### Written instruction
Using the material that follows, identify and copy each line with the string "music".

### Dataset items
◇ ◇ ◇

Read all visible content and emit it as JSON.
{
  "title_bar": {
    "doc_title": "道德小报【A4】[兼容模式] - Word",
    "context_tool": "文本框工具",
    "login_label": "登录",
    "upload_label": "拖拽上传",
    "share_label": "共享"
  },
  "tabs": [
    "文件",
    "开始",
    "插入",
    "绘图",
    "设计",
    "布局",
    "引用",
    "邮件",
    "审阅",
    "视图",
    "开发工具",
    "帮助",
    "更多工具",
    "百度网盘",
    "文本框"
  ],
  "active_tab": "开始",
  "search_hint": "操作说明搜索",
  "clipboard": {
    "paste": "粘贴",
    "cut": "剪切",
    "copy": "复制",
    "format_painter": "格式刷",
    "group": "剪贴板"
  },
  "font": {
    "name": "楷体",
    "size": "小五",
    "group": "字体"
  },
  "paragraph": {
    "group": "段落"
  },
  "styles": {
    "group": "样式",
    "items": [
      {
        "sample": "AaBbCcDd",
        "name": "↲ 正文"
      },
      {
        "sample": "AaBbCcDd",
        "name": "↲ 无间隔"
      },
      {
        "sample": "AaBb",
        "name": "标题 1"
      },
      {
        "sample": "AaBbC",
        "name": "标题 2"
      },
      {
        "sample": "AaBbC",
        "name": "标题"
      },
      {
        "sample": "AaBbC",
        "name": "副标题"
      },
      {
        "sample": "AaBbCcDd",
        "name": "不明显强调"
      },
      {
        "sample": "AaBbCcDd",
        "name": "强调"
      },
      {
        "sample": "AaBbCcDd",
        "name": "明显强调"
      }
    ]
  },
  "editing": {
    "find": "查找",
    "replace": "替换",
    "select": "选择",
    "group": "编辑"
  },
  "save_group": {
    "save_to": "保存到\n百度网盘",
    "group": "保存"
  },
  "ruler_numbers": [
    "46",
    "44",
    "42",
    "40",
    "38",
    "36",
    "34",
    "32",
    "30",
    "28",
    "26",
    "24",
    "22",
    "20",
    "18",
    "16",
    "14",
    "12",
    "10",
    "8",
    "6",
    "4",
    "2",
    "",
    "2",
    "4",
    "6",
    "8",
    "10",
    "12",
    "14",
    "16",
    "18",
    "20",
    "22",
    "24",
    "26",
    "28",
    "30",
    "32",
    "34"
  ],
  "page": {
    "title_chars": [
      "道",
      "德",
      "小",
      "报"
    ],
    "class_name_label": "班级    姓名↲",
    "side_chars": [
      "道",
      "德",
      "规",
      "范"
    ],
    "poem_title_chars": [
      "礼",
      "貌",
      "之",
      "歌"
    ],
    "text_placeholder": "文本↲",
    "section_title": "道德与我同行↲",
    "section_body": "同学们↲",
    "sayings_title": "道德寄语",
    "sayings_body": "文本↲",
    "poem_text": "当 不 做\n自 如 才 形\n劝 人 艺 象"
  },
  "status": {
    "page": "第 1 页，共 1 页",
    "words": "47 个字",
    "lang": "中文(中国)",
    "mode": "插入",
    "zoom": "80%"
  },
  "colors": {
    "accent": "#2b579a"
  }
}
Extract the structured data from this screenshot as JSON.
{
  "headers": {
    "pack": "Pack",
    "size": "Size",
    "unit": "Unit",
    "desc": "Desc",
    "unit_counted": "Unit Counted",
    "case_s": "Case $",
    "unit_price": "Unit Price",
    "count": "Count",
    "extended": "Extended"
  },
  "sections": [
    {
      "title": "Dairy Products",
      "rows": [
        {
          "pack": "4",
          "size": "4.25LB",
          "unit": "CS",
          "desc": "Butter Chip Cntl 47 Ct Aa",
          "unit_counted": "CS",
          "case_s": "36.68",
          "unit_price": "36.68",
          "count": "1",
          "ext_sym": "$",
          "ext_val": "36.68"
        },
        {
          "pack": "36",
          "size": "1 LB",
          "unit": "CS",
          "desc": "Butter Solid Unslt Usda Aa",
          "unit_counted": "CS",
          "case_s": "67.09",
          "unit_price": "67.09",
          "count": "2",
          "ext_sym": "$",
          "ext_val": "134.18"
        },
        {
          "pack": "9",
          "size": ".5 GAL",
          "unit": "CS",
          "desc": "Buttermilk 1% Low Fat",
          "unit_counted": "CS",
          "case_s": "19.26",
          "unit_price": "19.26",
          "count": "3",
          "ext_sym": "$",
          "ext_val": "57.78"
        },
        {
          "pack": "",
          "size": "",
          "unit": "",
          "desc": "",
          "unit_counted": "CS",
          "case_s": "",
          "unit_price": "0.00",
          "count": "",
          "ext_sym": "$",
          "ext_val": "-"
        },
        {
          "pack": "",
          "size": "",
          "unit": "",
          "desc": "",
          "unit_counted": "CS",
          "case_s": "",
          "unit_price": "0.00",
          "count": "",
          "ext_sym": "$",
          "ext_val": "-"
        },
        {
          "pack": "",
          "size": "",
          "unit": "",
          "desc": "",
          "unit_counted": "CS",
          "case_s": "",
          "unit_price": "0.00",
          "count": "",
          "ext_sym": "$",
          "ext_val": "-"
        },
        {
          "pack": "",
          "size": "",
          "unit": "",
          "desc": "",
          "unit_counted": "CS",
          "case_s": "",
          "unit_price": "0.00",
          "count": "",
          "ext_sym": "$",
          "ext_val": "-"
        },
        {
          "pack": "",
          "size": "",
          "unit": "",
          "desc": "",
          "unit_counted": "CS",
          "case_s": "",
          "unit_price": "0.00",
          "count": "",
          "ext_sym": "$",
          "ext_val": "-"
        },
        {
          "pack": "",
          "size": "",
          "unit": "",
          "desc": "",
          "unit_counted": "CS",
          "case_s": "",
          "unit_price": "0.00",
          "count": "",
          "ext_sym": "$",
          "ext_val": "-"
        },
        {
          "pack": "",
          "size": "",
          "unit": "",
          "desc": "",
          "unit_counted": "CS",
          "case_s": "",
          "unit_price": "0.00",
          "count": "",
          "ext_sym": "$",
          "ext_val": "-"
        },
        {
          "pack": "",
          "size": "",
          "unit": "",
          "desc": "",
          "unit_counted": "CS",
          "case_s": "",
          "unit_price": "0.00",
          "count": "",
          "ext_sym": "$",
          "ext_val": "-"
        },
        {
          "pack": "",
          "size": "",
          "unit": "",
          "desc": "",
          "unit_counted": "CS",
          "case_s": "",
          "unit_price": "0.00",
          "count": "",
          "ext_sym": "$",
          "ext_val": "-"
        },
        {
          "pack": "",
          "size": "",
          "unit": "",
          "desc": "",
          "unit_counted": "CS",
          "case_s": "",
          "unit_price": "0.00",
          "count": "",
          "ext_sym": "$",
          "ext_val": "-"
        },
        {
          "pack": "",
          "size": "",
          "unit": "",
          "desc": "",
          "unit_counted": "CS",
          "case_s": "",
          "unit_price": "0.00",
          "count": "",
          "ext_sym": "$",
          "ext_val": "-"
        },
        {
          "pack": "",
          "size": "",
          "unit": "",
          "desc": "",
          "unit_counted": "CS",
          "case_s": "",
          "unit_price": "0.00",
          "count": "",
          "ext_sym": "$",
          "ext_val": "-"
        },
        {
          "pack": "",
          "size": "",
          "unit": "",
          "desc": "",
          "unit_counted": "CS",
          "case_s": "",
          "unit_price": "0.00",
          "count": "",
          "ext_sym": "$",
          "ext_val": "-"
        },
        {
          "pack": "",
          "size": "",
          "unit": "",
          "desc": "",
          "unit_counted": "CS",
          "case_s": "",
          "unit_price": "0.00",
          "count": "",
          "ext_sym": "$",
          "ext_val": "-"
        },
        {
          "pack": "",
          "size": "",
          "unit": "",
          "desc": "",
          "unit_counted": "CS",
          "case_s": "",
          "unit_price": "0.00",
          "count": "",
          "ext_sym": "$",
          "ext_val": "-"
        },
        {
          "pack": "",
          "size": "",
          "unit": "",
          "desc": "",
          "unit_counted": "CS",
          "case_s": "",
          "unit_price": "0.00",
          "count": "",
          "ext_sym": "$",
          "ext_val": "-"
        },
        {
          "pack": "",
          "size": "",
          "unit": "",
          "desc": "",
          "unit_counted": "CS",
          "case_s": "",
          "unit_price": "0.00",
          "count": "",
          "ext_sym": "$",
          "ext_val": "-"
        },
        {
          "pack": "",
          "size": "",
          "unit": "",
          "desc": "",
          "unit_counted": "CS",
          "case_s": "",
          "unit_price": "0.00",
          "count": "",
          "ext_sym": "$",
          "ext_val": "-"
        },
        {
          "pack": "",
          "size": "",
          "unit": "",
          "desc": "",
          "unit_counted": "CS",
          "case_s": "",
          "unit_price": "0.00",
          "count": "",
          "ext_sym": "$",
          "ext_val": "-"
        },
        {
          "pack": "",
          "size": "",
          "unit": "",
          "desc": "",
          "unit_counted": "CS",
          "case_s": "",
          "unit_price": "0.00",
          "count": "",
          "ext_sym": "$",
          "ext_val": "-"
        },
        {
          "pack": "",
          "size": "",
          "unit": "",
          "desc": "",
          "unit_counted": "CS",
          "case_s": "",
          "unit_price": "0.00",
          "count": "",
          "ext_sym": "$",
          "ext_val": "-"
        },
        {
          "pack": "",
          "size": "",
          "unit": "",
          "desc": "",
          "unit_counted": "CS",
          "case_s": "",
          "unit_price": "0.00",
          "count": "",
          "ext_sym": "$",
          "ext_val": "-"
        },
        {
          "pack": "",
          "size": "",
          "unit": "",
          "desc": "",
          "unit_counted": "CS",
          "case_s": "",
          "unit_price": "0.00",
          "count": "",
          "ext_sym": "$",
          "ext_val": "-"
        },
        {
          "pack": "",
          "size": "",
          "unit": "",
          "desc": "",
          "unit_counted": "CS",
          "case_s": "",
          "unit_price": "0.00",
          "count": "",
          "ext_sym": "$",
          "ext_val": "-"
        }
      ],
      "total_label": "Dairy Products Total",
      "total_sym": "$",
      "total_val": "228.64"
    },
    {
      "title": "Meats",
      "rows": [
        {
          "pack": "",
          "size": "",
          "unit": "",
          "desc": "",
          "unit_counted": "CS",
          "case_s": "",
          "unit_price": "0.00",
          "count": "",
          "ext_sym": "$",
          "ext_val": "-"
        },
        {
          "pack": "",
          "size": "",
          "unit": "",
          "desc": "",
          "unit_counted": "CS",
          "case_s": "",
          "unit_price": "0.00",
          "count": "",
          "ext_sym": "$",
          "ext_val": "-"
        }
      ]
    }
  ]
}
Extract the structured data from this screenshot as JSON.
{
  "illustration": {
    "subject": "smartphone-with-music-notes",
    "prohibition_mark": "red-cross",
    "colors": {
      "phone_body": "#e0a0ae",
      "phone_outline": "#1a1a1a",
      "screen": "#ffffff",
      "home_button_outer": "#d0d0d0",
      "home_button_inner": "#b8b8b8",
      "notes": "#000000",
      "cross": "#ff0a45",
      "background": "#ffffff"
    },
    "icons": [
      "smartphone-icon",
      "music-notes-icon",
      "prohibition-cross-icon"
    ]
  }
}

◇ ◇ ◇

### Solution to this exercise
    "subject": "smartphone-with-music-notes",
      "music-notes-icon",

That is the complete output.